GOAL OF THE EXERCISE -
Reproduce every line of the records below, unchanged.
■ ■ ■ ■ ■ ■ ■
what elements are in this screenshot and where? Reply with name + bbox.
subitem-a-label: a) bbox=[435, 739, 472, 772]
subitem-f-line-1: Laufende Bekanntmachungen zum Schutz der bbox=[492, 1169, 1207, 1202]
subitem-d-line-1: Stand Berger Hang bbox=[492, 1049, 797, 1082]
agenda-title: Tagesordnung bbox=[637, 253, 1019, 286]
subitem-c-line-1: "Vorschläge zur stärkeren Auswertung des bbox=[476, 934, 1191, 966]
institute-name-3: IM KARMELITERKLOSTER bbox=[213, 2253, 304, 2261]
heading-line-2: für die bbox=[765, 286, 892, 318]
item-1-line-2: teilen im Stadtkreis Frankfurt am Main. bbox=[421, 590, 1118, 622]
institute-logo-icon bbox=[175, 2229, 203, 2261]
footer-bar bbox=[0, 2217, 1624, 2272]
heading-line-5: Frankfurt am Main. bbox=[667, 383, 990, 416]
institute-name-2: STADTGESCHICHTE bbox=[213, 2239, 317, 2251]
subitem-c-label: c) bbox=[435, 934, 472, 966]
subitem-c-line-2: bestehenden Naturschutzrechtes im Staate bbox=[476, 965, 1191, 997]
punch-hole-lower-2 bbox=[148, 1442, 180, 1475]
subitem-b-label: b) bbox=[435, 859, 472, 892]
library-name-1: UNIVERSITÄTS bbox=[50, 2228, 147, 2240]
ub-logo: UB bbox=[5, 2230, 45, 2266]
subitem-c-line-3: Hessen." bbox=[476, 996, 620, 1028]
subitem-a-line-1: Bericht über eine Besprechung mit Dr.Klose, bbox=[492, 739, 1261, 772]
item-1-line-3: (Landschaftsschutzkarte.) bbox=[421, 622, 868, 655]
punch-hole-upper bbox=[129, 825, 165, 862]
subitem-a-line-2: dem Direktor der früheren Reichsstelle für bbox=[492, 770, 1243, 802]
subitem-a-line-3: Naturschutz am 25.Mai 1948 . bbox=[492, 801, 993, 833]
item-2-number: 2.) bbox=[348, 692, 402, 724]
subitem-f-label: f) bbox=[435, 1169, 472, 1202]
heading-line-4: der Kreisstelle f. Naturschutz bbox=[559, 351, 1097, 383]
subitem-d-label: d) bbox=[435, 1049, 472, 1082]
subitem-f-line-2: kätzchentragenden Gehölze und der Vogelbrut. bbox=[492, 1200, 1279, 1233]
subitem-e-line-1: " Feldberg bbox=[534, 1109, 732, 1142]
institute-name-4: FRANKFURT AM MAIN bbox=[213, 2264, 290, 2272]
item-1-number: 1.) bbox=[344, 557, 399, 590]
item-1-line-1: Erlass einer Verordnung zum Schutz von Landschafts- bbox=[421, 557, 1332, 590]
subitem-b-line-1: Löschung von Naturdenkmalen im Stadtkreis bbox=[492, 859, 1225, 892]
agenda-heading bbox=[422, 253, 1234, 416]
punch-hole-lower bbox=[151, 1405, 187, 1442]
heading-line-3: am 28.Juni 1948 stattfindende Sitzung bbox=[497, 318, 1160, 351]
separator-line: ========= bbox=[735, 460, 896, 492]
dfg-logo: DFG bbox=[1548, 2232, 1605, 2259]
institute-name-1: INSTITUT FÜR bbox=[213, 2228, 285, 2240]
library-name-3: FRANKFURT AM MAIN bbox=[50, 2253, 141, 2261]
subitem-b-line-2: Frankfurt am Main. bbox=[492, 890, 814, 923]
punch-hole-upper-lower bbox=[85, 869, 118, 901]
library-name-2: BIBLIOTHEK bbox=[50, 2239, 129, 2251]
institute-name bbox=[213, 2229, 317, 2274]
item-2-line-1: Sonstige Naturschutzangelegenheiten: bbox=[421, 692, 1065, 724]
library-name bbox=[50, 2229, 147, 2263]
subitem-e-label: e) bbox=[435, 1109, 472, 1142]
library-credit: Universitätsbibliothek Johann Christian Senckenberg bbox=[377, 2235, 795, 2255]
■ ■ ■ ■ ■ ■ ■
SOLUTION TO THIS EXERCISE -
what elements are in this screenshot and where? Reply with name + bbox.
subitem-a-label: a) bbox=[435, 739, 472, 772]
subitem-f-line-1: Laufende Bekanntmachungen zum Schutz der bbox=[492, 1169, 1207, 1202]
subitem-d-line-1: Stand Berger Hang bbox=[492, 1049, 797, 1082]
agenda-title: Tagesordnung bbox=[637, 253, 1019, 286]
subitem-c-line-1: "Vorschläge zur stärkeren Auswertung des bbox=[476, 934, 1191, 966]
institute-name-3: IM KARMELITERKLOSTER bbox=[213, 2253, 304, 2261]
heading-line-2: für die bbox=[765, 286, 892, 318]
item-1-line-2: teilen im Stadtkreis Frankfurt am Main. bbox=[421, 590, 1118, 622]
institute-logo-icon bbox=[175, 2229, 203, 2261]
footer-bar bbox=[0, 2217, 1624, 2272]
heading-line-5: Frankfurt am Main. bbox=[667, 383, 990, 416]
institute-name-2: STADTGESCHICHTE bbox=[213, 2239, 317, 2251]
subitem-c-label: c) bbox=[435, 934, 472, 966]
subitem-c-line-2: bestehenden Naturschutzrechtes im Staate bbox=[476, 965, 1191, 997]
punch-hole-lower-2 bbox=[148, 1442, 180, 1475]
subitem-b-label: b) bbox=[435, 859, 472, 892]
library-name-1: UNIVERSITÄTS bbox=[50, 2228, 147, 2240]
ub-logo: UB bbox=[5, 2230, 45, 2266]
subitem-c-line-3: Hessen." bbox=[476, 996, 620, 1028]
subitem-a-line-1: Bericht über eine Besprechung mit Dr.Klose, bbox=[492, 739, 1261, 772]
item-1-line-3: (Landschaftsschutzkarte.) bbox=[421, 622, 868, 655]
punch-hole-upper bbox=[129, 825, 165, 862]
subitem-a-line-2: dem Direktor der früheren Reichsstelle für bbox=[492, 770, 1243, 802]
subitem-a-line-3: Naturschutz am 25.Mai 1948 . bbox=[492, 801, 993, 833]
item-2-number: 2.) bbox=[348, 692, 402, 724]
subitem-f-label: f) bbox=[435, 1169, 472, 1202]
heading-line-4: der Kreisstelle f. Naturschutz bbox=[559, 351, 1097, 383]
subitem-d-label: d) bbox=[435, 1049, 472, 1082]
subitem-f-line-2: kätzchentragenden Gehölze und der Vogelbrut. bbox=[492, 1200, 1279, 1233]
subitem-e-line-1: " Feldberg bbox=[534, 1109, 732, 1142]
institute-name-4: FRANKFURT AM MAIN bbox=[213, 2264, 290, 2272]
item-1-number: 1.) bbox=[344, 557, 399, 590]
item-1-line-1: Erlass einer Verordnung zum Schutz von Landschafts- bbox=[421, 557, 1332, 590]
subitem-b-line-1: Löschung von Naturdenkmalen im Stadtkreis bbox=[492, 859, 1225, 892]
agenda-heading bbox=[422, 253, 1234, 416]
punch-hole-lower bbox=[151, 1405, 187, 1442]
heading-line-3: am 28.Juni 1948 stattfindende Sitzung bbox=[497, 318, 1160, 351]
separator-line: ========= bbox=[735, 460, 896, 492]
dfg-logo: DFG bbox=[1548, 2232, 1605, 2259]
institute-name-1: INSTITUT FÜR bbox=[213, 2228, 285, 2240]
library-name-3: FRANKFURT AM MAIN bbox=[50, 2253, 141, 2261]
subitem-b-line-2: Frankfurt am Main. bbox=[492, 890, 814, 923]
punch-hole-upper-lower bbox=[85, 869, 118, 901]
library-name-2: BIBLIOTHEK bbox=[50, 2239, 129, 2251]
institute-name bbox=[213, 2229, 317, 2274]
item-2-line-1: Sonstige Naturschutzangelegenheiten: bbox=[421, 692, 1065, 724]
library-name bbox=[50, 2229, 147, 2263]
subitem-e-label: e) bbox=[435, 1109, 472, 1142]
library-credit: Universitätsbibliothek Johann Christian Senckenberg bbox=[377, 2235, 795, 2255]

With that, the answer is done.